■ AIM OF THE TASK:
Please say how many lines of the listing hold "ненаблюдаемой", with no other words in the answer.

── MATERIAL SUPPLIED ──

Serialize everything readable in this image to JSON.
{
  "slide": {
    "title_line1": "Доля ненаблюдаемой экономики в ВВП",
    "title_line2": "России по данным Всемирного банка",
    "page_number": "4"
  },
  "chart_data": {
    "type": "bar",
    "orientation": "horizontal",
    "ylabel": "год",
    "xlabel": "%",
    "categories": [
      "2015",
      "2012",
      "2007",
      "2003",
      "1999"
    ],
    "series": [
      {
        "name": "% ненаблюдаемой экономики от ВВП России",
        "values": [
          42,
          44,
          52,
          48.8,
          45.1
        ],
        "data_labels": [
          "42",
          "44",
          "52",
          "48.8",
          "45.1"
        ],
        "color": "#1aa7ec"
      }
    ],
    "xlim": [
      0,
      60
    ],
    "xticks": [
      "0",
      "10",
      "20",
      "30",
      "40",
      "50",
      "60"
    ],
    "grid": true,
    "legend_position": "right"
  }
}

───

■ EXPECTED OUTPUT:
2